*Data supplied*.
# # #

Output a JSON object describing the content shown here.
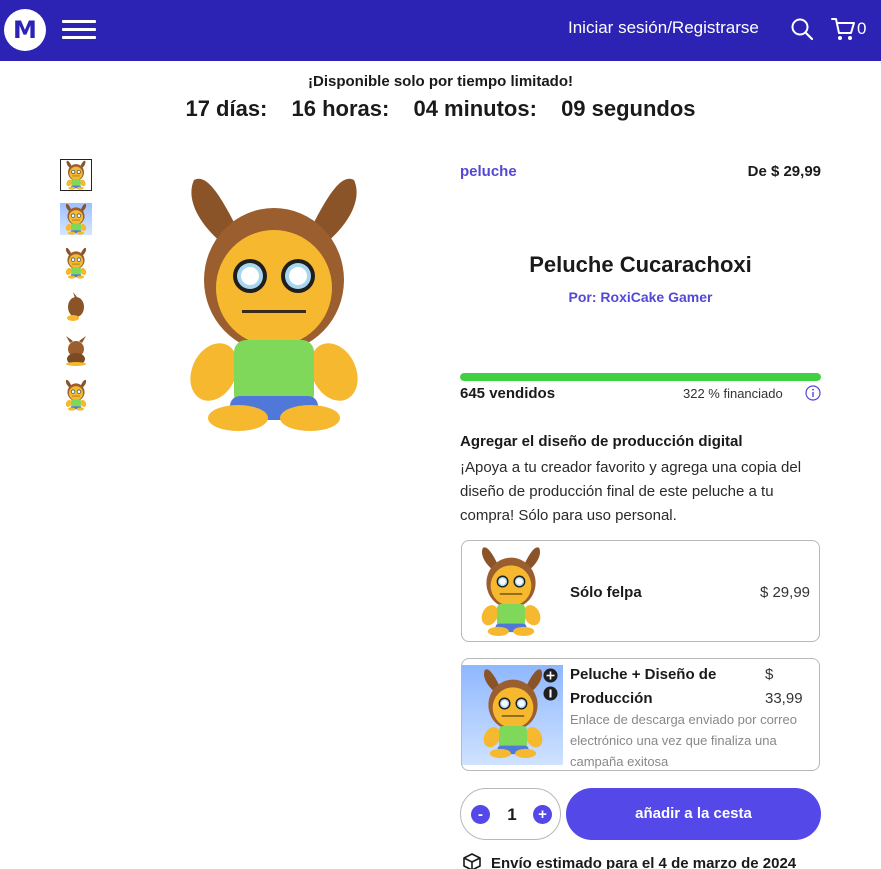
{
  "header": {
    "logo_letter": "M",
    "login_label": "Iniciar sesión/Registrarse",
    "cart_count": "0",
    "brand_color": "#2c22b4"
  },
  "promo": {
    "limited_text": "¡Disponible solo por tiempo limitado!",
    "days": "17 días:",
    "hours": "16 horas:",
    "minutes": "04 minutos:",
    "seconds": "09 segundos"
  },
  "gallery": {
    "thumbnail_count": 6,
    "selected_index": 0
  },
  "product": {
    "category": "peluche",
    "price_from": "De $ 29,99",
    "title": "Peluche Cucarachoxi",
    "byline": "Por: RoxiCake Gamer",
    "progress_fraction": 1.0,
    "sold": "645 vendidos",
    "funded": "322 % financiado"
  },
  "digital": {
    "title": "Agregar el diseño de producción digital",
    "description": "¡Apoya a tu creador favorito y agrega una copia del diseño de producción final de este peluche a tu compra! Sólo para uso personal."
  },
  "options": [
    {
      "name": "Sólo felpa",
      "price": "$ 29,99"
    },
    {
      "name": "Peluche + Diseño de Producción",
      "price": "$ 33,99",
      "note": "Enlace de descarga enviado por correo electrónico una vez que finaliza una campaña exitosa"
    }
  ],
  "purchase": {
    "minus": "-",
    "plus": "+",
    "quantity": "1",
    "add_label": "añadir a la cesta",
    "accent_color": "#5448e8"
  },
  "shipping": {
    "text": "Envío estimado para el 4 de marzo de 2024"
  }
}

# # #

*Task to carry out*.
Your task is to set down the records shown above exactly, minus any pictures.

*Correct answer*.
Output a JSON object describing the content shown here.
{
  "header": {
    "logo_letter": "M",
    "login_label": "Iniciar sesión/Registrarse",
    "cart_count": "0",
    "brand_color": "#2c22b4"
  },
  "promo": {
    "limited_text": "¡Disponible solo por tiempo limitado!",
    "days": "17 días:",
    "hours": "16 horas:",
    "minutes": "04 minutos:",
    "seconds": "09 segundos"
  },
  "gallery": {
    "thumbnail_count": 6,
    "selected_index": 0
  },
  "product": {
    "category": "peluche",
    "price_from": "De $ 29,99",
    "title": "Peluche Cucarachoxi",
    "byline": "Por: RoxiCake Gamer",
    "progress_fraction": 1.0,
    "sold": "645 vendidos",
    "funded": "322 % financiado"
  },
  "digital": {
    "title": "Agregar el diseño de producción digital",
    "description": "¡Apoya a tu creador favorito y agrega una copia del diseño de producción final de este peluche a tu compra! Sólo para uso personal."
  },
  "options": [
    {
      "name": "Sólo felpa",
      "price": "$ 29,99"
    },
    {
      "name": "Peluche + Diseño de Producción",
      "price": "$ 33,99",
      "note": "Enlace de descarga enviado por correo electrónico una vez que finaliza una campaña exitosa"
    }
  ],
  "purchase": {
    "minus": "-",
    "plus": "+",
    "quantity": "1",
    "add_label": "añadir a la cesta",
    "accent_color": "#5448e8"
  },
  "shipping": {
    "text": "Envío estimado para el 4 de marzo de 2024"
  }
}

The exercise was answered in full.